**Entries supplied:**

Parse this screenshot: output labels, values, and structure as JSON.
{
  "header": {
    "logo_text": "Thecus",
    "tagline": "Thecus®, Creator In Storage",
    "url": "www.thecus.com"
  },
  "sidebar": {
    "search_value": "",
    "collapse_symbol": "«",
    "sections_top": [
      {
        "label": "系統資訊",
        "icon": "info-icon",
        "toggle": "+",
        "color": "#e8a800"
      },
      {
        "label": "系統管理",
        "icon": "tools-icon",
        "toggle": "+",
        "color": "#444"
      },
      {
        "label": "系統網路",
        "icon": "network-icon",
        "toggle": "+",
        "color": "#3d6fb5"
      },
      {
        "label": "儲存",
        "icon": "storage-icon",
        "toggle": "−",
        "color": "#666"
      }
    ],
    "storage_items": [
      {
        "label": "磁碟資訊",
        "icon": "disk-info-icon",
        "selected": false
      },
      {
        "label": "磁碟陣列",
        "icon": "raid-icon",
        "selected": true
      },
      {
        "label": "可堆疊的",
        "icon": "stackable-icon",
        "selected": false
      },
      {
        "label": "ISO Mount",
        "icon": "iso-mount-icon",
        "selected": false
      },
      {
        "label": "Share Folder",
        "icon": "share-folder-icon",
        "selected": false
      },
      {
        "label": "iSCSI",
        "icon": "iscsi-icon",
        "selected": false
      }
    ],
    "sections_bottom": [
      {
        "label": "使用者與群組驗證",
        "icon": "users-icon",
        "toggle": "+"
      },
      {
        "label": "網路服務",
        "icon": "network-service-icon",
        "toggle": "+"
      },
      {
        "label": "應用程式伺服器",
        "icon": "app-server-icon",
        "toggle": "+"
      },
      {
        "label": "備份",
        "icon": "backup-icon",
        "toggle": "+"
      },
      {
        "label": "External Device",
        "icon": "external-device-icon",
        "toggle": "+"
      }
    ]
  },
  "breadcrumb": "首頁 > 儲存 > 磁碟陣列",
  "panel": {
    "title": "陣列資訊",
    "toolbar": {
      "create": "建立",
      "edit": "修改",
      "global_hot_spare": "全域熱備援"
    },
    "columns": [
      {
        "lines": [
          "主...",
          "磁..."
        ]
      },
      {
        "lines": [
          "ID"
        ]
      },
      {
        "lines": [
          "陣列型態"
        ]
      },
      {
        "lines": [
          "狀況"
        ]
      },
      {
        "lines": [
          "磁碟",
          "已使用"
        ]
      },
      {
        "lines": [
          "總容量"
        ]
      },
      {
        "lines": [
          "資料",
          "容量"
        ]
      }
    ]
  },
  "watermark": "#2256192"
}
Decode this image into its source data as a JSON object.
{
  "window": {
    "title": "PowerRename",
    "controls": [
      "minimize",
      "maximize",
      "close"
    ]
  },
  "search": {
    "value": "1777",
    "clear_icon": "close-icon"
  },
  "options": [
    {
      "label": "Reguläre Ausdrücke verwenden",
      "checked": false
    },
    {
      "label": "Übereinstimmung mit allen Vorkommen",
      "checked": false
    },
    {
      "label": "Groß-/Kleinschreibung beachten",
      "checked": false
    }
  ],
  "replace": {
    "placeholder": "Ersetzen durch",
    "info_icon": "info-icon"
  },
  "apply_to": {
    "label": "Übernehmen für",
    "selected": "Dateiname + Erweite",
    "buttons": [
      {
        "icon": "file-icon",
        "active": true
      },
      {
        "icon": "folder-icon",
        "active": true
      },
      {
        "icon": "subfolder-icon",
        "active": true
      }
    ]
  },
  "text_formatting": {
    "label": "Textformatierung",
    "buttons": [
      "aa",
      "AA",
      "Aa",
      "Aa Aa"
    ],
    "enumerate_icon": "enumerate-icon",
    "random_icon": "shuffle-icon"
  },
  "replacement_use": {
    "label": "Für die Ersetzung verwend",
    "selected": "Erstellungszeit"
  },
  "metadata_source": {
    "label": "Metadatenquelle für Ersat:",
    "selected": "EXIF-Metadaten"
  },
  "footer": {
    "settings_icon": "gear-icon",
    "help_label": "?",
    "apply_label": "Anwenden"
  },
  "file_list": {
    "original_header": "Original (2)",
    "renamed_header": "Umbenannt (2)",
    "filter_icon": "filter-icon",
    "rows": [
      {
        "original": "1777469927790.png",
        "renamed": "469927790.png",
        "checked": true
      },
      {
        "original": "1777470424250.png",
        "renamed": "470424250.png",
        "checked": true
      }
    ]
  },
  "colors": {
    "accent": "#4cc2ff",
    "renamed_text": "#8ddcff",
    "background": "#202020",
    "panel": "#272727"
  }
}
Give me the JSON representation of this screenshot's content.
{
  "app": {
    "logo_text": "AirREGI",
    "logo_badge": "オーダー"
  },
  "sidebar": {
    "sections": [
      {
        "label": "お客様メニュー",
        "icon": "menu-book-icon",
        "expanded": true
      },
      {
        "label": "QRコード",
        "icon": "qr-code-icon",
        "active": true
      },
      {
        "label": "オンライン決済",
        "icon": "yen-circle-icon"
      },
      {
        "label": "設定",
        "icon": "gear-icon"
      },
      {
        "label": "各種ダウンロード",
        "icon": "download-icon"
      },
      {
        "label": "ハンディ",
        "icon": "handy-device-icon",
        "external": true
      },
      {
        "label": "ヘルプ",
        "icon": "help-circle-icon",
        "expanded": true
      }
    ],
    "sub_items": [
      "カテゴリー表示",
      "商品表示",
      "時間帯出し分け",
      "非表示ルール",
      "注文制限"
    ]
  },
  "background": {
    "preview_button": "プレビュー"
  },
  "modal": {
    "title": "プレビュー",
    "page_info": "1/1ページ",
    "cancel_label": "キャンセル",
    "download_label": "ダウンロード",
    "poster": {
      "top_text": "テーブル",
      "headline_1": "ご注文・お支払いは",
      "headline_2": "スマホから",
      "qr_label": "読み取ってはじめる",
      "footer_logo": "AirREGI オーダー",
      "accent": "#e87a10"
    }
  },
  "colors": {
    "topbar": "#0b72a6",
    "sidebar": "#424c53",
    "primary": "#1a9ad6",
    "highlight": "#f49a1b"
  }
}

**Required task:** How many of these lines contain "JSON"? Write only the number.

**Solved problem:** 3